Exercise:
Quote every line of the material beneath this one.

══ Entries ══

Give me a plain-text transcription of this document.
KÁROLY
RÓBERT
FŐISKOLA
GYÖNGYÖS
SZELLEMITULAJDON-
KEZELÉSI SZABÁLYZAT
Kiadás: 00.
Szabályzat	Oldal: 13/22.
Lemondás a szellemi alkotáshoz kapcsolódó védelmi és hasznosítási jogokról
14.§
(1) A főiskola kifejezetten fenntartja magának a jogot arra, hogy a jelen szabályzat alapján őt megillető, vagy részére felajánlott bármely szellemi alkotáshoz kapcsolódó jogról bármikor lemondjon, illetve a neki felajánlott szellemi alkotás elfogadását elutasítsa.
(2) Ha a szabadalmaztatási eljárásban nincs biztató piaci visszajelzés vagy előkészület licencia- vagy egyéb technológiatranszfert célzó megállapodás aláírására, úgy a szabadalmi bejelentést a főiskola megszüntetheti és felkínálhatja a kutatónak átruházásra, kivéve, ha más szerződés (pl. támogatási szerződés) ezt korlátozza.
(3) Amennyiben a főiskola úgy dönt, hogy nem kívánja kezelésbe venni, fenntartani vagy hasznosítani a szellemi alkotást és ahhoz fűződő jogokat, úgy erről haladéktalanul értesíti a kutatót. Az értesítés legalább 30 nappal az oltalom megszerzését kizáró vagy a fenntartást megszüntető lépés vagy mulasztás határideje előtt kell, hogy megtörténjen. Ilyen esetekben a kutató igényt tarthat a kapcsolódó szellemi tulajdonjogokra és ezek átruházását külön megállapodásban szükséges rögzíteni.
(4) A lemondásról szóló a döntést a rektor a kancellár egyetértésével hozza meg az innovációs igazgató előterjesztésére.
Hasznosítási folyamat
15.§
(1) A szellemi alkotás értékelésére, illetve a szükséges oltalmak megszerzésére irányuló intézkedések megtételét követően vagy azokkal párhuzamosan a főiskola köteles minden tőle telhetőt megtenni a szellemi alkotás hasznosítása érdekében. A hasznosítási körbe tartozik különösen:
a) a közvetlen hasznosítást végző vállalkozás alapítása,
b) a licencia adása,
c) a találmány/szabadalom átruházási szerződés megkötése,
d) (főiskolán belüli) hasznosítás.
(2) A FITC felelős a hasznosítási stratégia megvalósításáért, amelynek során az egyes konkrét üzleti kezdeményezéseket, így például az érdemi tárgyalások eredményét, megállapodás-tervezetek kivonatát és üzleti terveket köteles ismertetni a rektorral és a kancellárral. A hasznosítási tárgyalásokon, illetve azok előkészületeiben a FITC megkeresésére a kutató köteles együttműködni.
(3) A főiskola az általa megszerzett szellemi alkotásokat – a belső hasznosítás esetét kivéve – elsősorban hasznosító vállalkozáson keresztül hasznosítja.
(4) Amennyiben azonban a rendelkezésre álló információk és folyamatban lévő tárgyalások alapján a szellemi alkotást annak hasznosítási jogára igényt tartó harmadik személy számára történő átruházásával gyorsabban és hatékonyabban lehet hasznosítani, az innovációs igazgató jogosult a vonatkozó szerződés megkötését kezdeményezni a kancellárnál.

═══

The response:
Give me a plain-text transcription of this document.
KÁROLY
RÓBERT
FŐISKOLA
GYÖNGYÖS
SZELLEMITULAJDON-
KEZELÉSI SZABÁLYZAT
Kiadás: 00.
Szabályzat	Oldal: 13/22.
Lemondás a szellemi alkotáshoz kapcsolódó védelmi és hasznosítási jogokról
14.§
(1) A főiskola kifejezetten fenntartja magának a jogot arra, hogy a jelen szabályzat alapján őt megillető, vagy részére felajánlott bármely szellemi alkotáshoz kapcsolódó jogról bármikor lemondjon, illetve a neki felajánlott szellemi alkotás elfogadását elutasítsa.
(2) Ha a szabadalmaztatási eljárásban nincs biztató piaci visszajelzés vagy előkészület licencia- vagy egyéb technológiatranszfert célzó megállapodás aláírására, úgy a szabadalmi bejelentést a főiskola megszüntetheti és felkínálhatja a kutatónak átruházásra, kivéve, ha más szerződés (pl. támogatási szerződés) ezt korlátozza.
(3) Amennyiben a főiskola úgy dönt, hogy nem kívánja kezelésbe venni, fenntartani vagy hasznosítani a szellemi alkotást és ahhoz fűződő jogokat, úgy erről haladéktalanul értesíti a kutatót. Az értesítés legalább 30 nappal az oltalom megszerzését kizáró vagy a fenntartást megszüntető lépés vagy mulasztás határideje előtt kell, hogy megtörténjen. Ilyen esetekben a kutató igényt tarthat a kapcsolódó szellemi tulajdonjogokra és ezek átruházását külön megállapodásban szükséges rögzíteni.
(4) A lemondásról szóló a döntést a rektor a kancellár egyetértésével hozza meg az innovációs igazgató előterjesztésére.
Hasznosítási folyamat
15.§
(1) A szellemi alkotás értékelésére, illetve a szükséges oltalmak megszerzésére irányuló intézkedések megtételét követően vagy azokkal párhuzamosan a főiskola köteles minden tőle telhetőt megtenni a szellemi alkotás hasznosítása érdekében. A hasznosítási körbe tartozik különösen:
a) a közvetlen hasznosítást végző vállalkozás alapítása,
b) a licencia adása,
c) a találmány/szabadalom átruházási szerződés megkötése,
d) (főiskolán belüli) hasznosítás.
(2) A FITC felelős a hasznosítási stratégia megvalósításáért, amelynek során az egyes konkrét üzleti kezdeményezéseket, így például az érdemi tárgyalások eredményét, megállapodás-tervezetek kivonatát és üzleti terveket köteles ismertetni a rektorral és a kancellárral. A hasznosítási tárgyalásokon, illetve azok előkészületeiben a FITC megkeresésére a kutató köteles együttműködni.
(3) A főiskola az általa megszerzett szellemi alkotásokat – a belső hasznosítás esetét kivéve – elsősorban hasznosító vállalkozáson keresztül hasznosítja.
(4) Amennyiben azonban a rendelkezésre álló információk és folyamatban lévő tárgyalások alapján a szellemi alkotást annak hasznosítási jogára igényt tartó harmadik személy számára történő átruházásával gyorsabban és hatékonyabban lehet hasznosítani, az innovációs igazgató jogosult a vonatkozó szerződés megkötését kezdeményezni a kancellárnál.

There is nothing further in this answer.